**Task details**:
Quote every entry word for word.

**Provided records**:
#####

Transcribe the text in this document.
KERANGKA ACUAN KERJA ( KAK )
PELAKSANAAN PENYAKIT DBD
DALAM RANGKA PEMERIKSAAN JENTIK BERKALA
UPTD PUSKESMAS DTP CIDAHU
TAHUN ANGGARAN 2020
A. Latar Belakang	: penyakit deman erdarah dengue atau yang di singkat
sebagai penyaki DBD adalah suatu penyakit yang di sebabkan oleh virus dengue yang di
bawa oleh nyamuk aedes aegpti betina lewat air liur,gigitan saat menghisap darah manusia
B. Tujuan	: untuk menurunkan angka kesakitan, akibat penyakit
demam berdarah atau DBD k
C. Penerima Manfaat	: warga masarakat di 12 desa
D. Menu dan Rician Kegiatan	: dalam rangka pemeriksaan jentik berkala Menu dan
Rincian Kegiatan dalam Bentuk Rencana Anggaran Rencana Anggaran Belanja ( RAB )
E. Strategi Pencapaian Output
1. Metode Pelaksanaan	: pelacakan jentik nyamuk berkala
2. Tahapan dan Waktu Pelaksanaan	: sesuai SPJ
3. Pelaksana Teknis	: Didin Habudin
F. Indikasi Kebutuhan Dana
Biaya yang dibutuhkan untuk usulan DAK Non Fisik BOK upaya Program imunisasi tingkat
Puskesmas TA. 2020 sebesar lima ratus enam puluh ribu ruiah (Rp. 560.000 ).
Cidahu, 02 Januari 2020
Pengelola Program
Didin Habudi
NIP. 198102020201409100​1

#####

**Exercise solution**:
Transcribe the text in this document.
KERANGKA ACUAN KERJA ( KAK )
PELAKSANAAN PENYAKIT DBD
DALAM RANGKA PEMERIKSAAN JENTIK BERKALA
UPTD PUSKESMAS DTP CIDAHU
TAHUN ANGGARAN 2020
A. Latar Belakang	: penyakit deman erdarah dengue atau yang di singkat
sebagai penyaki DBD adalah suatu penyakit yang di sebabkan oleh virus dengue yang di
bawa oleh nyamuk aedes aegpti betina lewat air liur,gigitan saat menghisap darah manusia
B. Tujuan	: untuk menurunkan angka kesakitan, akibat penyakit
demam berdarah atau DBD k
C. Penerima Manfaat	: warga masarakat di 12 desa
D. Menu dan Rician Kegiatan	: dalam rangka pemeriksaan jentik berkala Menu dan
Rincian Kegiatan dalam Bentuk Rencana Anggaran Rencana Anggaran Belanja ( RAB )
E. Strategi Pencapaian Output
1. Metode Pelaksanaan	: pelacakan jentik nyamuk berkala
2. Tahapan dan Waktu Pelaksanaan	: sesuai SPJ
3. Pelaksana Teknis	: Didin Habudin
F. Indikasi Kebutuhan Dana
Biaya yang dibutuhkan untuk usulan DAK Non Fisik BOK upaya Program imunisasi tingkat
Puskesmas TA. 2020 sebesar lima ratus enam puluh ribu ruiah (Rp. 560.000 ).
Cidahu, 02 Januari 2020
Pengelola Program
Didin Habudi
NIP. 198102020201409100​1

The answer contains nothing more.